Tuesday, 9 November 2010

Life's a Beach!

View of Rio's Sugar Loaf and Christ Statue from Praia do Imbui, Niteroi
"É a minha praia" literally means "it's my beach".  Figuratively, it means "that's just my cup of tea" which says something about the importance of tea and beaches to Anglo and Brazilian cultures respectively.  Anyway, language lesson over...

You know when you are roasting something in a hot oven, and you open the door and stick your head in too far by mistake and totally sear your eyeballs?  That's pretty much what the arrival of summer is like in Rio.  It hasn't happened yet, but that oven door is ajar and about to swing open any second.

At the weekend, for the first time this year, I had to put the air conditioning on in the TV room, which reminded me that our ancient air conditioning units are making a terrible noise and costing a fortune.  God, why didn't you grant me the wisdom to do something about that during the cold months?  Now I've almost left it too late -  apparently by early December all fans and air conditioning units in the city have sold out.

Data shown:

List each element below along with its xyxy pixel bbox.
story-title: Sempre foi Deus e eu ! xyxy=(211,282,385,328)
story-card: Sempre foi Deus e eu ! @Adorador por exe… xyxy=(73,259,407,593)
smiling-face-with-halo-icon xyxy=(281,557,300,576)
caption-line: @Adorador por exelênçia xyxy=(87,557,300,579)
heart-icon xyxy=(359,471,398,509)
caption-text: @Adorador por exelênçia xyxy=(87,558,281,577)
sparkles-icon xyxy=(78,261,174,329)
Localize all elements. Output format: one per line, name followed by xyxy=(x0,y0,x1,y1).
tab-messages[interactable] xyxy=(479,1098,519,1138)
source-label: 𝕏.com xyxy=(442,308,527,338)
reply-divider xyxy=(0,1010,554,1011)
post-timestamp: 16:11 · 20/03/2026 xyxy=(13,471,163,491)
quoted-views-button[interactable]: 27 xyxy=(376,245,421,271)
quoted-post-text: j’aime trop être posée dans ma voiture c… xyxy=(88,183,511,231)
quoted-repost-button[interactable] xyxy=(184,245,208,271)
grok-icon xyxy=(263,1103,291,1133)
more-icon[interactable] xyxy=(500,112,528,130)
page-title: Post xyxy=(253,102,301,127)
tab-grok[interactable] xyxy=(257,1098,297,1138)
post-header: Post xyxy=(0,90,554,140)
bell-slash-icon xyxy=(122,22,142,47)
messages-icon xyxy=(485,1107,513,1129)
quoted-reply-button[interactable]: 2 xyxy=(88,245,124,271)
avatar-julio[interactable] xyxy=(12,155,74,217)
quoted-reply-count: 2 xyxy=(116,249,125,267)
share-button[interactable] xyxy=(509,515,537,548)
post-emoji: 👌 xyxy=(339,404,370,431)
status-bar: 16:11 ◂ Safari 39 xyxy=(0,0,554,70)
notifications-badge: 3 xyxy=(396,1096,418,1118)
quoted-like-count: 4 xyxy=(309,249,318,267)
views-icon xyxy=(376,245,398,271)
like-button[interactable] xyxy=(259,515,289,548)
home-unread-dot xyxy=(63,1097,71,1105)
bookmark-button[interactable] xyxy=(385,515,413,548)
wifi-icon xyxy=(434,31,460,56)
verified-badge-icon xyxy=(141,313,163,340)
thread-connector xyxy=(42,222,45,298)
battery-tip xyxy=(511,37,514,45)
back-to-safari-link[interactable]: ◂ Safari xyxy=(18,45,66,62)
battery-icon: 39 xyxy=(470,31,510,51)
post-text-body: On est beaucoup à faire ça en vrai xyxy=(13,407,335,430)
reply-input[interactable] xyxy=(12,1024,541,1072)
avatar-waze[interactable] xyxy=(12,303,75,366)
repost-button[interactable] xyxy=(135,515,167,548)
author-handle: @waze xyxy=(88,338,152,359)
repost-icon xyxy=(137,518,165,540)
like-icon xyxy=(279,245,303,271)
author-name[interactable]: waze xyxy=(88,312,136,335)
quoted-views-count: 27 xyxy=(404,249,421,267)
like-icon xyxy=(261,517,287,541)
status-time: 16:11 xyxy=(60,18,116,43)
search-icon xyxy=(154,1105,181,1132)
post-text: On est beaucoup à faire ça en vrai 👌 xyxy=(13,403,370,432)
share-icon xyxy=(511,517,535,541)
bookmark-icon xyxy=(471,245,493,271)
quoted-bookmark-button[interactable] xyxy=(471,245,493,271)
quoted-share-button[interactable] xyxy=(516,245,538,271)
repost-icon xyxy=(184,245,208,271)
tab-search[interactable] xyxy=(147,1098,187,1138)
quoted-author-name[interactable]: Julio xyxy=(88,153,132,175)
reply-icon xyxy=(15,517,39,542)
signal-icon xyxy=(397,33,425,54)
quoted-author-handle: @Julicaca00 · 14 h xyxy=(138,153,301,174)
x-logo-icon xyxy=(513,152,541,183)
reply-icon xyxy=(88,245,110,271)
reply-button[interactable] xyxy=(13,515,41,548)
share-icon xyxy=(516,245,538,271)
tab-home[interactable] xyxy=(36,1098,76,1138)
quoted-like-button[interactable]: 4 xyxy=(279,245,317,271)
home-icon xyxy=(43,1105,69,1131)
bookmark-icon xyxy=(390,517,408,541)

Written tasks:
1. Condense the paragraph of the blog post that begins "At the weekend, for the first time this year" into two or three shorter sentences, keeping its main facts.
2. From the blog post, extract word for word the passage between "You know when" and "open any second.", inclusive.
The blog post alone is enough here; the records play no part.

Solved problems:
1. At the weekend, for the first time this year, I needed the air conditioning in the TV room, and that reminded me that our old units are very noisy and expensive to run. I should have dealt with this in the cold months. Now it's almost too late, since apparently all fans and air conditioning units in the city sell out by early December.

2.
You know when you are roasting something in a hot oven, and you open the door and stick your head in too far by mistake and totally sear your eyeballs?  That's pretty much what the arrival of summer is like in Rio.  It hasn't happened yet, but that oven door is ajar and about to swing open any second.